**Stated problem**: The records are to be restated in their entirety, word for word.

Rows from a figure dataset:
*****

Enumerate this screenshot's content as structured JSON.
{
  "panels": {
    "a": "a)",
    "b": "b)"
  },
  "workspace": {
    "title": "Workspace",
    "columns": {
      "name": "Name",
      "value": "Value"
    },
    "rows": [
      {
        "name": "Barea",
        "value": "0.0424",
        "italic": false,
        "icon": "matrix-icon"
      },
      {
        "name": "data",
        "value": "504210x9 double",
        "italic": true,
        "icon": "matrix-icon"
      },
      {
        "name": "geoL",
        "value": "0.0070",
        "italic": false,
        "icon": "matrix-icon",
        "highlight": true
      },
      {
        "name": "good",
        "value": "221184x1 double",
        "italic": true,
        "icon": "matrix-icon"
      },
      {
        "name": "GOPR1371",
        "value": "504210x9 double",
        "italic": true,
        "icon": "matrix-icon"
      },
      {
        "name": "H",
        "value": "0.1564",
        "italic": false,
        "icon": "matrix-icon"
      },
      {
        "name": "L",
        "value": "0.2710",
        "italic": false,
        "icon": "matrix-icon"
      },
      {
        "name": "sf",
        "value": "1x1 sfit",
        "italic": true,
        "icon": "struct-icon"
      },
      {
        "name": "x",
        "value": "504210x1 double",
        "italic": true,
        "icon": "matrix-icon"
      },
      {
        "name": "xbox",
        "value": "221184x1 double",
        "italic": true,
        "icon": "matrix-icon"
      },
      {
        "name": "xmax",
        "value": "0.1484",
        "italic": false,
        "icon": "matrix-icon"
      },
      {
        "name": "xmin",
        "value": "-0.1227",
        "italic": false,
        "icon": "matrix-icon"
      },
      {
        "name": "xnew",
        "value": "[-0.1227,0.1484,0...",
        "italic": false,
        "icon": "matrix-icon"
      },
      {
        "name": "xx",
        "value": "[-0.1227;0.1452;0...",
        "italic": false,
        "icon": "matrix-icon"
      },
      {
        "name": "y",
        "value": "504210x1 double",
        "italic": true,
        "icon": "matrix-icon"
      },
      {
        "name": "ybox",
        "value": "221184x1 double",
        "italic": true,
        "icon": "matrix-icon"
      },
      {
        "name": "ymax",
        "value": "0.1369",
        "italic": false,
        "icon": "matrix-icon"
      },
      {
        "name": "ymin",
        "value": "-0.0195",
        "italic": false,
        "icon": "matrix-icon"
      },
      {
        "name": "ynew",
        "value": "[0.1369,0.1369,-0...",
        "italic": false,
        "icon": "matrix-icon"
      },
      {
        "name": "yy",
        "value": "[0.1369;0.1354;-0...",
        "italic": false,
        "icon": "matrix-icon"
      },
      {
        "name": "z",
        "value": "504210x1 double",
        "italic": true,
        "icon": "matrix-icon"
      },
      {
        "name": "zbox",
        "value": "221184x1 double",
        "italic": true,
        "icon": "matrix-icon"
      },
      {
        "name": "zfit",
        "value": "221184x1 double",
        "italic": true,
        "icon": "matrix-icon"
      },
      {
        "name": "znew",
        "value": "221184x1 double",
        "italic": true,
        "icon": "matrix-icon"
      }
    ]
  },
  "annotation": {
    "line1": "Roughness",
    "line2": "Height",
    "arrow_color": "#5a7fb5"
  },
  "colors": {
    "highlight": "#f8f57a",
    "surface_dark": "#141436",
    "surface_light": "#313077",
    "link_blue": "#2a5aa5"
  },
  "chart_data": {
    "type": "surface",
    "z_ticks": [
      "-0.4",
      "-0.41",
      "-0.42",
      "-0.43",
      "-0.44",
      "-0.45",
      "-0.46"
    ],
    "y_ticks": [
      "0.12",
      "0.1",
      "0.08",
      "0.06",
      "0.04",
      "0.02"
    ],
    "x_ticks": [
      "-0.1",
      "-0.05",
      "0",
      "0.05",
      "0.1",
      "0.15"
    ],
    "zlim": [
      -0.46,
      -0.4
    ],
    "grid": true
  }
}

*****

**Result below**:
Enumerate this screenshot's content as structured JSON.
{
  "panels": {
    "a": "a)",
    "b": "b)"
  },
  "workspace": {
    "title": "Workspace",
    "columns": {
      "name": "Name",
      "value": "Value"
    },
    "rows": [
      {
        "name": "Barea",
        "value": "0.0424",
        "italic": false,
        "icon": "matrix-icon"
      },
      {
        "name": "data",
        "value": "504210x9 double",
        "italic": true,
        "icon": "matrix-icon"
      },
      {
        "name": "geoL",
        "value": "0.0070",
        "italic": false,
        "icon": "matrix-icon",
        "highlight": true
      },
      {
        "name": "good",
        "value": "221184x1 double",
        "italic": true,
        "icon": "matrix-icon"
      },
      {
        "name": "GOPR1371",
        "value": "504210x9 double",
        "italic": true,
        "icon": "matrix-icon"
      },
      {
        "name": "H",
        "value": "0.1564",
        "italic": false,
        "icon": "matrix-icon"
      },
      {
        "name": "L",
        "value": "0.2710",
        "italic": false,
        "icon": "matrix-icon"
      },
      {
        "name": "sf",
        "value": "1x1 sfit",
        "italic": true,
        "icon": "struct-icon"
      },
      {
        "name": "x",
        "value": "504210x1 double",
        "italic": true,
        "icon": "matrix-icon"
      },
      {
        "name": "xbox",
        "value": "221184x1 double",
        "italic": true,
        "icon": "matrix-icon"
      },
      {
        "name": "xmax",
        "value": "0.1484",
        "italic": false,
        "icon": "matrix-icon"
      },
      {
        "name": "xmin",
        "value": "-0.1227",
        "italic": false,
        "icon": "matrix-icon"
      },
      {
        "name": "xnew",
        "value": "[-0.1227,0.1484,0...",
        "italic": false,
        "icon": "matrix-icon"
      },
      {
        "name": "xx",
        "value": "[-0.1227;0.1452;0...",
        "italic": false,
        "icon": "matrix-icon"
      },
      {
        "name": "y",
        "value": "504210x1 double",
        "italic": true,
        "icon": "matrix-icon"
      },
      {
        "name": "ybox",
        "value": "221184x1 double",
        "italic": true,
        "icon": "matrix-icon"
      },
      {
        "name": "ymax",
        "value": "0.1369",
        "italic": false,
        "icon": "matrix-icon"
      },
      {
        "name": "ymin",
        "value": "-0.0195",
        "italic": false,
        "icon": "matrix-icon"
      },
      {
        "name": "ynew",
        "value": "[0.1369,0.1369,-0...",
        "italic": false,
        "icon": "matrix-icon"
      },
      {
        "name": "yy",
        "value": "[0.1369;0.1354;-0...",
        "italic": false,
        "icon": "matrix-icon"
      },
      {
        "name": "z",
        "value": "504210x1 double",
        "italic": true,
        "icon": "matrix-icon"
      },
      {
        "name": "zbox",
        "value": "221184x1 double",
        "italic": true,
        "icon": "matrix-icon"
      },
      {
        "name": "zfit",
        "value": "221184x1 double",
        "italic": true,
        "icon": "matrix-icon"
      },
      {
        "name": "znew",
        "value": "221184x1 double",
        "italic": true,
        "icon": "matrix-icon"
      }
    ]
  },
  "annotation": {
    "line1": "Roughness",
    "line2": "Height",
    "arrow_color": "#5a7fb5"
  },
  "colors": {
    "highlight": "#f8f57a",
    "surface_dark": "#141436",
    "surface_light": "#313077",
    "link_blue": "#2a5aa5"
  },
  "chart_data": {
    "type": "surface",
    "z_ticks": [
      "-0.4",
      "-0.41",
      "-0.42",
      "-0.43",
      "-0.44",
      "-0.45",
      "-0.46"
    ],
    "y_ticks": [
      "0.12",
      "0.1",
      "0.08",
      "0.06",
      "0.04",
      "0.02"
    ],
    "x_ticks": [
      "-0.1",
      "-0.05",
      "0",
      "0.05",
      "0.1",
      "0.15"
    ],
    "zlim": [
      -0.46,
      -0.4
    ],
    "grid": true
  }
}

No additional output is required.